▶ Recorded information:
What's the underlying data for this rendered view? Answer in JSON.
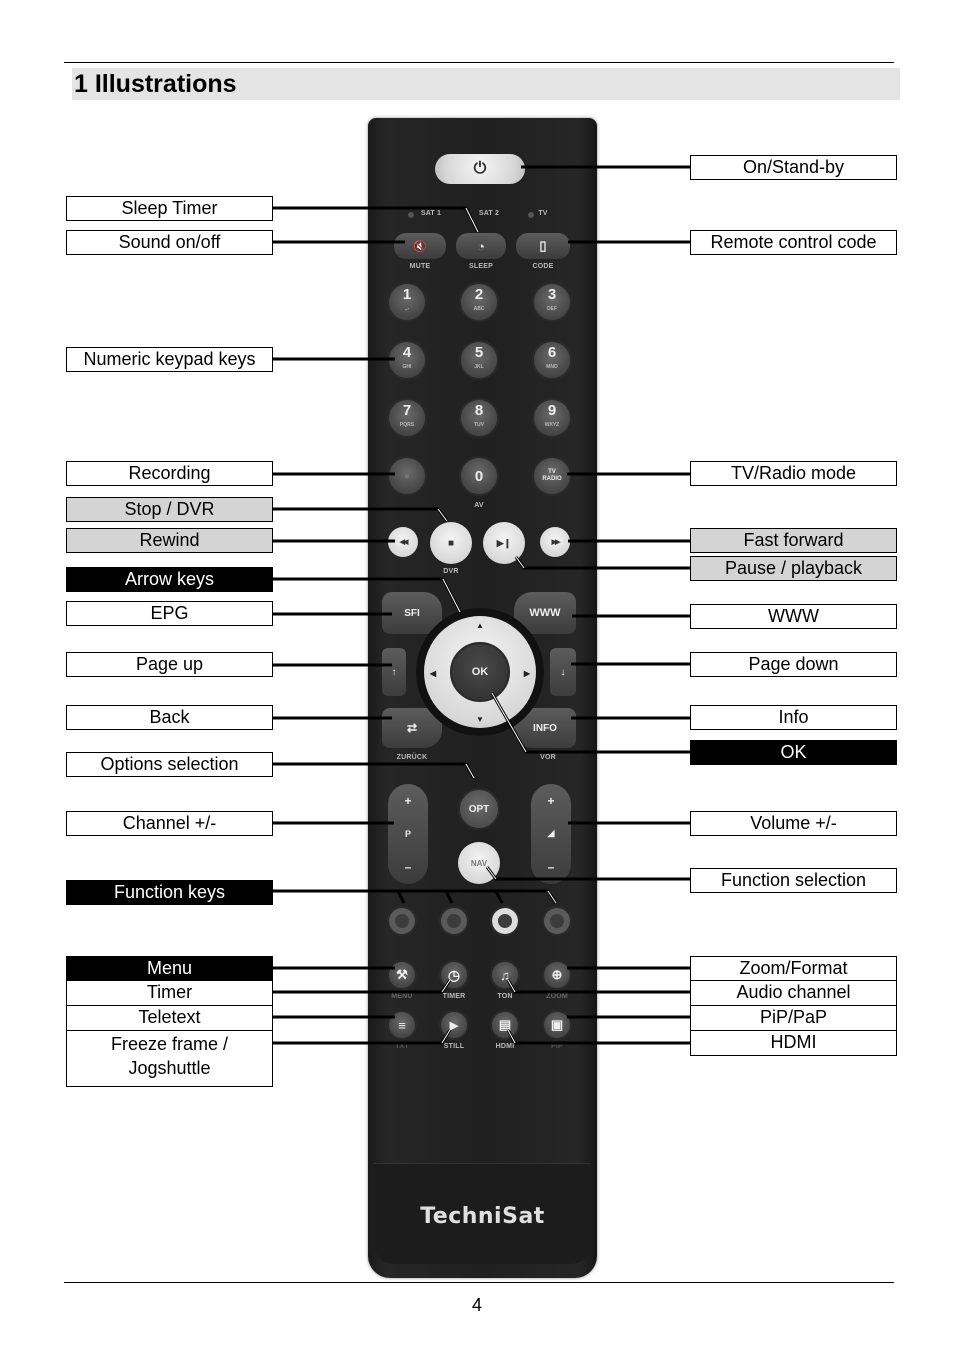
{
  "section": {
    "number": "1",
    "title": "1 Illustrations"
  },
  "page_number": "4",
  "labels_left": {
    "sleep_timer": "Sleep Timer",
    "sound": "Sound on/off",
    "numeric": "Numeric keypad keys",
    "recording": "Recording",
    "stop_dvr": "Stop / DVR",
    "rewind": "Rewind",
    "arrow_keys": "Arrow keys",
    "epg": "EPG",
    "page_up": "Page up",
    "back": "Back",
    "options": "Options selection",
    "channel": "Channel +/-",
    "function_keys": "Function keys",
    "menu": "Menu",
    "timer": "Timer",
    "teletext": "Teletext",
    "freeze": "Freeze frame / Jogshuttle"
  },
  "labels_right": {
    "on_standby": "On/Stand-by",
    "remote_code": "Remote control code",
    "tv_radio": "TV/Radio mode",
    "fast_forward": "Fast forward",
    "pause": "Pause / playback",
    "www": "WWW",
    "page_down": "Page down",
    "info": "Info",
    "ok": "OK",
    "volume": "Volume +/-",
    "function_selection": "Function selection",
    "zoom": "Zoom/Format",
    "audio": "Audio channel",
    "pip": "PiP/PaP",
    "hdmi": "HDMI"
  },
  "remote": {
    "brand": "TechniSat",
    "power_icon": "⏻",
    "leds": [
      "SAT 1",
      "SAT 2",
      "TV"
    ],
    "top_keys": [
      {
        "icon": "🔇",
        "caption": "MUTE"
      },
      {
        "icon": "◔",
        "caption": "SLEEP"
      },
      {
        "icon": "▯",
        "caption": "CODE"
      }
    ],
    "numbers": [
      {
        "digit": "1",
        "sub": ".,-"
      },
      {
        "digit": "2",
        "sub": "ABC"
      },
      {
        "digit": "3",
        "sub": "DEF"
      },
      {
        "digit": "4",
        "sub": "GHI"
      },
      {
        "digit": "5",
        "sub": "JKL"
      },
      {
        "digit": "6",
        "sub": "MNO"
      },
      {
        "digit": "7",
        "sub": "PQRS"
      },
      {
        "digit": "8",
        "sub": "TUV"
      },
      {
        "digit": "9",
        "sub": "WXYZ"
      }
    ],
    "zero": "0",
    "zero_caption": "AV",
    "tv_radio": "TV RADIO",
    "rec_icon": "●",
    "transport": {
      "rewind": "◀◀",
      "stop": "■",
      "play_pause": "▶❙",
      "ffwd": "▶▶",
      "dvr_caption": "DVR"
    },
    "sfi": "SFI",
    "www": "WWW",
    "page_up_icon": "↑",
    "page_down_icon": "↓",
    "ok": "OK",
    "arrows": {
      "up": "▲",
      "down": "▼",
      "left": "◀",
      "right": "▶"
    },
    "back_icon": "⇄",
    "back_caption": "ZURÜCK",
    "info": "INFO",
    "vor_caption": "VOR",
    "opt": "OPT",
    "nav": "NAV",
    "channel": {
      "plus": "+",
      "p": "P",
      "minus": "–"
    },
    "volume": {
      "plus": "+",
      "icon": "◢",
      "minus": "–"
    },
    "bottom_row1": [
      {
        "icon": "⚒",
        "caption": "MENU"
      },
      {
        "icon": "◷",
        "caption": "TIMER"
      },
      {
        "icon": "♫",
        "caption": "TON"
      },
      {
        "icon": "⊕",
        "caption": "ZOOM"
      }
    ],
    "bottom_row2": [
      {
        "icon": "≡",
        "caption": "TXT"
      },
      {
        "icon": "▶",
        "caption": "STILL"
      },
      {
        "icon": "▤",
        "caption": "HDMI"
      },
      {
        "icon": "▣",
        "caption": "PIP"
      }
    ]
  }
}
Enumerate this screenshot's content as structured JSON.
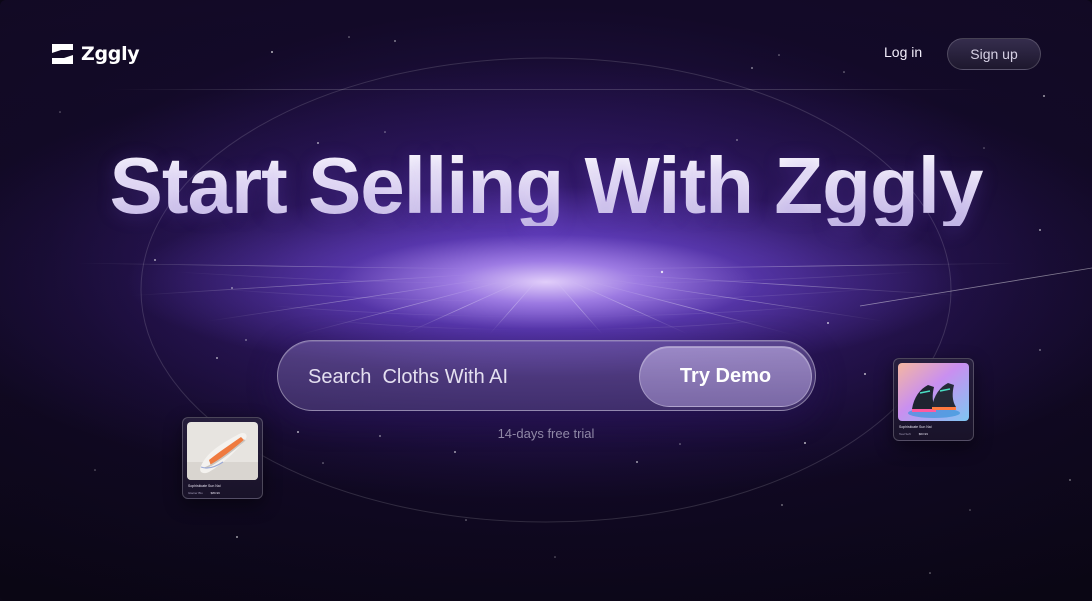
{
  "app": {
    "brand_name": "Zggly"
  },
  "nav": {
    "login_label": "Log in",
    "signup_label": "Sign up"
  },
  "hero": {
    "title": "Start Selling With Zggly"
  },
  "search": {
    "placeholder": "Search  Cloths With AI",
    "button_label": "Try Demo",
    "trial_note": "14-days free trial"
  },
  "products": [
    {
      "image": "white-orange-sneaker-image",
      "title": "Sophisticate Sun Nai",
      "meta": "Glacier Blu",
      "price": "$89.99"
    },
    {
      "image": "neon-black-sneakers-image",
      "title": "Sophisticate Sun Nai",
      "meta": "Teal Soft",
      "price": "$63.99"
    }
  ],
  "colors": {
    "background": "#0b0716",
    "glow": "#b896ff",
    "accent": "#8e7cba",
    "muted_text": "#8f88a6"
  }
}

--

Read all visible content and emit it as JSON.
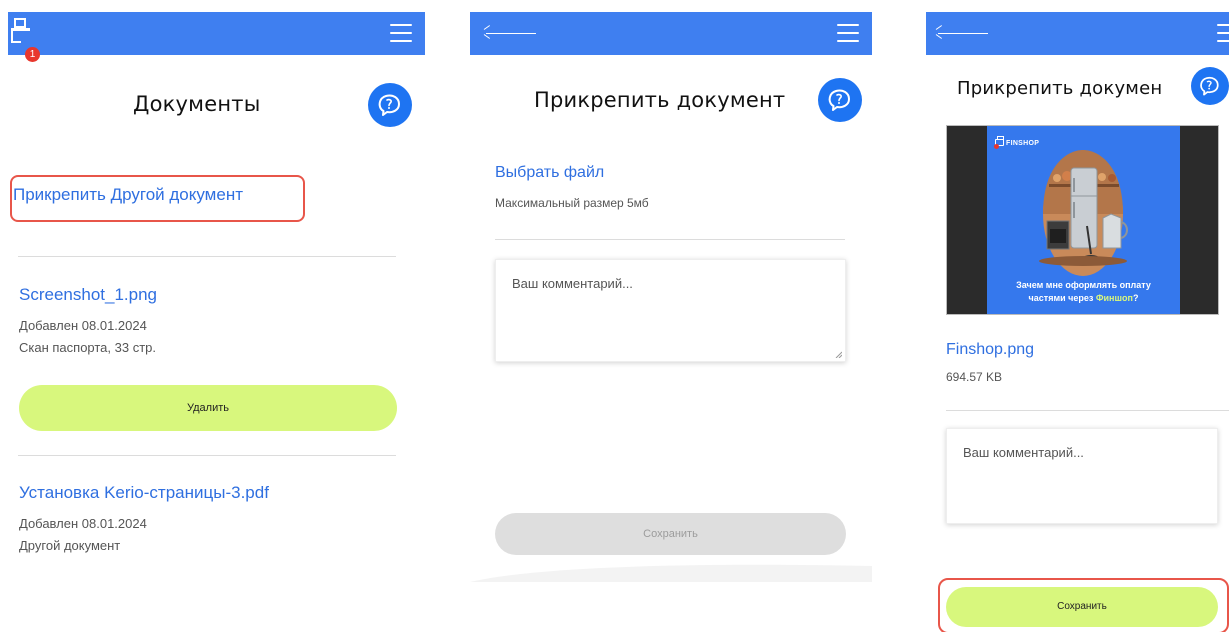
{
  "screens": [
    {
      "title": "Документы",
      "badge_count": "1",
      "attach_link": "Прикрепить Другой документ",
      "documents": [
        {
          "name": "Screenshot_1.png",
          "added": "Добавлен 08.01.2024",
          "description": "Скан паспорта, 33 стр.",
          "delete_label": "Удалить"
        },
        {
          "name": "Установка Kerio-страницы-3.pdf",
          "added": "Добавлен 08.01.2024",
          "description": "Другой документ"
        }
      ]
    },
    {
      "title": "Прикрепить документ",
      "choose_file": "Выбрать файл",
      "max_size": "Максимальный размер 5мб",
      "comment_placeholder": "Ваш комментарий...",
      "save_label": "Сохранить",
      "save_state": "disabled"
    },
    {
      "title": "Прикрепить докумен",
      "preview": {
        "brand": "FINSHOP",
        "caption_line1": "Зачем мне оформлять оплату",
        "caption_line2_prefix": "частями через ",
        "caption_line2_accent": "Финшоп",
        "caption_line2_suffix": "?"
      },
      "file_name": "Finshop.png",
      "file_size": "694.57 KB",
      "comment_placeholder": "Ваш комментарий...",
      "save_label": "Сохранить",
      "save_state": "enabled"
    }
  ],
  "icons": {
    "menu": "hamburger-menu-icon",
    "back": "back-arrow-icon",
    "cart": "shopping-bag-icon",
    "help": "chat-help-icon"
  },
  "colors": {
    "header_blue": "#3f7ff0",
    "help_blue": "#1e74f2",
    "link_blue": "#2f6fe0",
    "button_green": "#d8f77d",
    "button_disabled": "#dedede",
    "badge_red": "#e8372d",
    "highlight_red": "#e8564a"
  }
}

* * *

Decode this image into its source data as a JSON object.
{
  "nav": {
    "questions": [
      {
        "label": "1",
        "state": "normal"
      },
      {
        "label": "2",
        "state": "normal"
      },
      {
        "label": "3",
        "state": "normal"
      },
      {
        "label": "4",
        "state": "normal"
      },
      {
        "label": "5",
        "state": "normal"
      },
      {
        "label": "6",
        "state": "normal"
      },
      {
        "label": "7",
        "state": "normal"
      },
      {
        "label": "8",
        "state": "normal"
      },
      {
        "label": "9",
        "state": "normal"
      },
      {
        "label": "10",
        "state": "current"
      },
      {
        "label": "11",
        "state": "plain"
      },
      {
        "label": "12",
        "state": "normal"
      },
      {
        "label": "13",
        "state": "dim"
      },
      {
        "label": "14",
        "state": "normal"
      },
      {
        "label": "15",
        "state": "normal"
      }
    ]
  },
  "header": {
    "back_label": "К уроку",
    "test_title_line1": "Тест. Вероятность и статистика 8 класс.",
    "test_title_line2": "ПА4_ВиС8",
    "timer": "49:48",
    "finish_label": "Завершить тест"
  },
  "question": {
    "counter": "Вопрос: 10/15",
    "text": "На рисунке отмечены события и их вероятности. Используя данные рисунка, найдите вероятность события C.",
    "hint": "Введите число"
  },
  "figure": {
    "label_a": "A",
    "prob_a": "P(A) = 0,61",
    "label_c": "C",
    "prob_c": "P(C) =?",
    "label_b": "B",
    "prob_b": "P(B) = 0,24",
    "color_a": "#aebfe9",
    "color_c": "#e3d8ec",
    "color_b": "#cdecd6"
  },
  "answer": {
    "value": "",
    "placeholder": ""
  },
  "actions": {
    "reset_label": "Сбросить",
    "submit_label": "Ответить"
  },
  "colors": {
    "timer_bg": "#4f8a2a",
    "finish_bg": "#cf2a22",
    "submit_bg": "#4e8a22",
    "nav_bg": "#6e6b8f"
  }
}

▶ Your goal:
Reproduce every line of the listing above in which the string "Zggly" appears.

▶ Task response:
    "brand_name": "Zggly"
    "title": "Start Selling With Zggly"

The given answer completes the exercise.